- **WHAT YOU ARE ASKED TO DO**
Render every entry verbatim.

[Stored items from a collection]

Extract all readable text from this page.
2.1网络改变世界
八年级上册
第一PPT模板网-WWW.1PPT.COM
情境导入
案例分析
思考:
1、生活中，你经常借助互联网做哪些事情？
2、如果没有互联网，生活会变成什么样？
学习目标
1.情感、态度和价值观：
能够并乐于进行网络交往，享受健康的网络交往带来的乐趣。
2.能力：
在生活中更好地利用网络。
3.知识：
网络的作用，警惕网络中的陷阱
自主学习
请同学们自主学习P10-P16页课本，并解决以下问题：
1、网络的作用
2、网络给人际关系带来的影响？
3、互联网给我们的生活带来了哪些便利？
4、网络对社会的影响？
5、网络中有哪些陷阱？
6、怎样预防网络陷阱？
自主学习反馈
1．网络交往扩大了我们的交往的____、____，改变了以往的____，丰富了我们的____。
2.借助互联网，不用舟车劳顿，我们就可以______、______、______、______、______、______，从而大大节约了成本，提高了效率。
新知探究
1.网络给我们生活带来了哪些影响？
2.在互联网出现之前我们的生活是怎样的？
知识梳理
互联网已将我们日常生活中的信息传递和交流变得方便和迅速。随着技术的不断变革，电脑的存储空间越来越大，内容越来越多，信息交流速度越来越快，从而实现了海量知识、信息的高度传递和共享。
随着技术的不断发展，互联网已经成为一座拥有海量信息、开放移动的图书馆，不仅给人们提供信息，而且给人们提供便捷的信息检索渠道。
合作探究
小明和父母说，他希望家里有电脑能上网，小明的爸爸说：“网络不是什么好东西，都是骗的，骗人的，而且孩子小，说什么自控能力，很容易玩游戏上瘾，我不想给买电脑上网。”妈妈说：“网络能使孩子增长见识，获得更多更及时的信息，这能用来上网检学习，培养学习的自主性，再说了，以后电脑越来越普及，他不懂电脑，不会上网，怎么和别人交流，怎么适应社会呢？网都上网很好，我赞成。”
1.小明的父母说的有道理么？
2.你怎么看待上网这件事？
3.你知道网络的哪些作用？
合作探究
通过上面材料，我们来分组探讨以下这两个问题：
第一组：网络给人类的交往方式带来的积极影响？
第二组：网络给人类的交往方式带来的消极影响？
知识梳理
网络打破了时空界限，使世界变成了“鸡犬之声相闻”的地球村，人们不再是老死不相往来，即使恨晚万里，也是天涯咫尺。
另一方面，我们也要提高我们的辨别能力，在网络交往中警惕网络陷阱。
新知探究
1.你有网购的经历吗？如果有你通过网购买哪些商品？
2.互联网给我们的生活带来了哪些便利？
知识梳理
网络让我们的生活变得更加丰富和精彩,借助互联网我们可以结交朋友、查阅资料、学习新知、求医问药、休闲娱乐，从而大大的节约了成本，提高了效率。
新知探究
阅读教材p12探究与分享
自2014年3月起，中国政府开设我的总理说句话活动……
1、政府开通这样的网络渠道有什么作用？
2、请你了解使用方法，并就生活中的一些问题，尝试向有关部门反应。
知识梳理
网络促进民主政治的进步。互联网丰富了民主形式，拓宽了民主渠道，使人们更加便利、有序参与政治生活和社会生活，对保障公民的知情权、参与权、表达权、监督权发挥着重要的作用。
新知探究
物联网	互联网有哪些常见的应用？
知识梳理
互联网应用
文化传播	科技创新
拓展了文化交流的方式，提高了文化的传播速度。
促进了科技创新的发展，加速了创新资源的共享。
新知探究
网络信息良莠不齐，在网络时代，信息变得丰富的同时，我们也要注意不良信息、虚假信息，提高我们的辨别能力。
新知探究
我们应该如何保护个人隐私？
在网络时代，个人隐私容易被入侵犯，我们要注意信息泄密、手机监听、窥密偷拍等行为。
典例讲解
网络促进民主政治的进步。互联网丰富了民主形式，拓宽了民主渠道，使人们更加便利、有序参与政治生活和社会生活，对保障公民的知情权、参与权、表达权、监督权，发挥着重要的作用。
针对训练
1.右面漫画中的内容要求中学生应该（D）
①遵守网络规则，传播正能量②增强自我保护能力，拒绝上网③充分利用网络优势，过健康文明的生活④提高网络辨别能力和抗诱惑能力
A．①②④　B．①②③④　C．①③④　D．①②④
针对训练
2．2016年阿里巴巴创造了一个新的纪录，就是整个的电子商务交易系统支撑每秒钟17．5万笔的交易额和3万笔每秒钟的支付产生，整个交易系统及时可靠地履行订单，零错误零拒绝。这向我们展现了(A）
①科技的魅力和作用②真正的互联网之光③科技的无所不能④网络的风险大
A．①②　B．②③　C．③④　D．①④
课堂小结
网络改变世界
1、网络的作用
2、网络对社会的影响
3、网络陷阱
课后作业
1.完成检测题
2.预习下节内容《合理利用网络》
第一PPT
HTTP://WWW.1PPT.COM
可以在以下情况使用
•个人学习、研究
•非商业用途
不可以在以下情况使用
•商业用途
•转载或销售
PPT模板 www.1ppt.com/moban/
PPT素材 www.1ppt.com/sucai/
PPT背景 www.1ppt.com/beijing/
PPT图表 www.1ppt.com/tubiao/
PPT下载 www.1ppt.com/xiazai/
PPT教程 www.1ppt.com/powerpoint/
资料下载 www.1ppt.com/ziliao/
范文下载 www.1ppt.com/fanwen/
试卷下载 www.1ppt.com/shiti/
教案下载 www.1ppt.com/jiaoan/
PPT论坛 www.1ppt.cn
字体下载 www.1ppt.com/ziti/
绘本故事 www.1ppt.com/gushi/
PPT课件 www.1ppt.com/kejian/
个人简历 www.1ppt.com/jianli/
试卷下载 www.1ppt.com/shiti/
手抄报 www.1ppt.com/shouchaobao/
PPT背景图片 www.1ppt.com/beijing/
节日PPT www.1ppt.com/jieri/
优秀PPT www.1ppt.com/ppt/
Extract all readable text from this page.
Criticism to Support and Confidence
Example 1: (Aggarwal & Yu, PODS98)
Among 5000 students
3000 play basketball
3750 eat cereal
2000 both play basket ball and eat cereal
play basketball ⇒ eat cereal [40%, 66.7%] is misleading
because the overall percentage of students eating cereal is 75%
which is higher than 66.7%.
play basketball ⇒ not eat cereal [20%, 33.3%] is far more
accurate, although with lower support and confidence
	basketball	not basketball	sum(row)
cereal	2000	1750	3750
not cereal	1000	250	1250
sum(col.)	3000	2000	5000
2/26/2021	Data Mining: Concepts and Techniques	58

- **EXERCISE RESPONSE**
Extract all readable text from this page.
2.1网络改变世界
八年级上册
第一PPT模板网-WWW.1PPT.COM
情境导入
案例分析
思考:
1、生活中，你经常借助互联网做哪些事情？
2、如果没有互联网，生活会变成什么样？
学习目标
1.情感、态度和价值观：
能够并乐于进行网络交往，享受健康的网络交往带来的乐趣。
2.能力：
在生活中更好地利用网络。
3.知识：
网络的作用，警惕网络中的陷阱
自主学习
请同学们自主学习P10-P16页课本，并解决以下问题：
1、网络的作用
2、网络给人际关系带来的影响？
3、互联网给我们的生活带来了哪些便利？
4、网络对社会的影响？
5、网络中有哪些陷阱？
6、怎样预防网络陷阱？
自主学习反馈
1．网络交往扩大了我们的交往的____、____，改变了以往的____，丰富了我们的____。
2.借助互联网，不用舟车劳顿，我们就可以______、______、______、______、______、______，从而大大节约了成本，提高了效率。
新知探究
1.网络给我们生活带来了哪些影响？
2.在互联网出现之前我们的生活是怎样的？
知识梳理
互联网已将我们日常生活中的信息传递和交流变得方便和迅速。随着技术的不断变革，电脑的存储空间越来越大，内容越来越多，信息交流速度越来越快，从而实现了海量知识、信息的高度传递和共享。
随着技术的不断发展，互联网已经成为一座拥有海量信息、开放移动的图书馆，不仅给人们提供信息，而且给人们提供便捷的信息检索渠道。
合作探究
小明和父母说，他希望家里有电脑能上网，小明的爸爸说：“网络不是什么好东西，都是骗的，骗人的，而且孩子小，说什么自控能力，很容易玩游戏上瘾，我不想给买电脑上网。”妈妈说：“网络能使孩子增长见识，获得更多更及时的信息，这能用来上网检学习，培养学习的自主性，再说了，以后电脑越来越普及，他不懂电脑，不会上网，怎么和别人交流，怎么适应社会呢？网都上网很好，我赞成。”
1.小明的父母说的有道理么？
2.你怎么看待上网这件事？
3.你知道网络的哪些作用？
合作探究
通过上面材料，我们来分组探讨以下这两个问题：
第一组：网络给人类的交往方式带来的积极影响？
第二组：网络给人类的交往方式带来的消极影响？
知识梳理
网络打破了时空界限，使世界变成了“鸡犬之声相闻”的地球村，人们不再是老死不相往来，即使恨晚万里，也是天涯咫尺。
另一方面，我们也要提高我们的辨别能力，在网络交往中警惕网络陷阱。
新知探究
1.你有网购的经历吗？如果有你通过网购买哪些商品？
2.互联网给我们的生活带来了哪些便利？
知识梳理
网络让我们的生活变得更加丰富和精彩,借助互联网我们可以结交朋友、查阅资料、学习新知、求医问药、休闲娱乐，从而大大的节约了成本，提高了效率。
新知探究
阅读教材p12探究与分享
自2014年3月起，中国政府开设我的总理说句话活动……
1、政府开通这样的网络渠道有什么作用？
2、请你了解使用方法，并就生活中的一些问题，尝试向有关部门反应。
知识梳理
网络促进民主政治的进步。互联网丰富了民主形式，拓宽了民主渠道，使人们更加便利、有序参与政治生活和社会生活，对保障公民的知情权、参与权、表达权、监督权发挥着重要的作用。
新知探究
物联网	互联网有哪些常见的应用？
知识梳理
互联网应用
文化传播	科技创新
拓展了文化交流的方式，提高了文化的传播速度。
促进了科技创新的发展，加速了创新资源的共享。
新知探究
网络信息良莠不齐，在网络时代，信息变得丰富的同时，我们也要注意不良信息、虚假信息，提高我们的辨别能力。
新知探究
我们应该如何保护个人隐私？
在网络时代，个人隐私容易被入侵犯，我们要注意信息泄密、手机监听、窥密偷拍等行为。
典例讲解
网络促进民主政治的进步。互联网丰富了民主形式，拓宽了民主渠道，使人们更加便利、有序参与政治生活和社会生活，对保障公民的知情权、参与权、表达权、监督权，发挥着重要的作用。
针对训练
1.右面漫画中的内容要求中学生应该（D）
①遵守网络规则，传播正能量②增强自我保护能力，拒绝上网③充分利用网络优势，过健康文明的生活④提高网络辨别能力和抗诱惑能力
A．①②④　B．①②③④　C．①③④　D．①②④
针对训练
2．2016年阿里巴巴创造了一个新的纪录，就是整个的电子商务交易系统支撑每秒钟17．5万笔的交易额和3万笔每秒钟的支付产生，整个交易系统及时可靠地履行订单，零错误零拒绝。这向我们展现了(A）
①科技的魅力和作用②真正的互联网之光③科技的无所不能④网络的风险大
A．①②　B．②③　C．③④　D．①④
课堂小结
网络改变世界
1、网络的作用
2、网络对社会的影响
3、网络陷阱
课后作业
1.完成检测题
2.预习下节内容《合理利用网络》
第一PPT
HTTP://WWW.1PPT.COM
可以在以下情况使用
•个人学习、研究
•非商业用途
不可以在以下情况使用
•商业用途
•转载或销售
PPT模板 www.1ppt.com/moban/
PPT素材 www.1ppt.com/sucai/
PPT背景 www.1ppt.com/beijing/
PPT图表 www.1ppt.com/tubiao/
PPT下载 www.1ppt.com/xiazai/
PPT教程 www.1ppt.com/powerpoint/
资料下载 www.1ppt.com/ziliao/
范文下载 www.1ppt.com/fanwen/
试卷下载 www.1ppt.com/shiti/
教案下载 www.1ppt.com/jiaoan/
PPT论坛 www.1ppt.cn
字体下载 www.1ppt.com/ziti/
绘本故事 www.1ppt.com/gushi/
PPT课件 www.1ppt.com/kejian/
个人简历 www.1ppt.com/jianli/
试卷下载 www.1ppt.com/shiti/
手抄报 www.1ppt.com/shouchaobao/
PPT背景图片 www.1ppt.com/beijing/
节日PPT www.1ppt.com/jieri/
优秀PPT www.1ppt.com/ppt/
Extract all readable text from this page.
Criticism to Support and Confidence
Example 1: (Aggarwal & Yu, PODS98)
Among 5000 students
3000 play basketball
3750 eat cereal
2000 both play basket ball and eat cereal
play basketball ⇒ eat cereal [40%, 66.7%] is misleading
because the overall percentage of students eating cereal is 75%
which is higher than 66.7%.
play basketball ⇒ not eat cereal [20%, 33.3%] is far more
accurate, although with lower support and confidence
	basketball	not basketball	sum(row)
cereal	2000	1750	3750
not cereal	1000	250	1250
sum(col.)	3000	2000	5000
2/26/2021	Data Mining: Concepts and Techniques	58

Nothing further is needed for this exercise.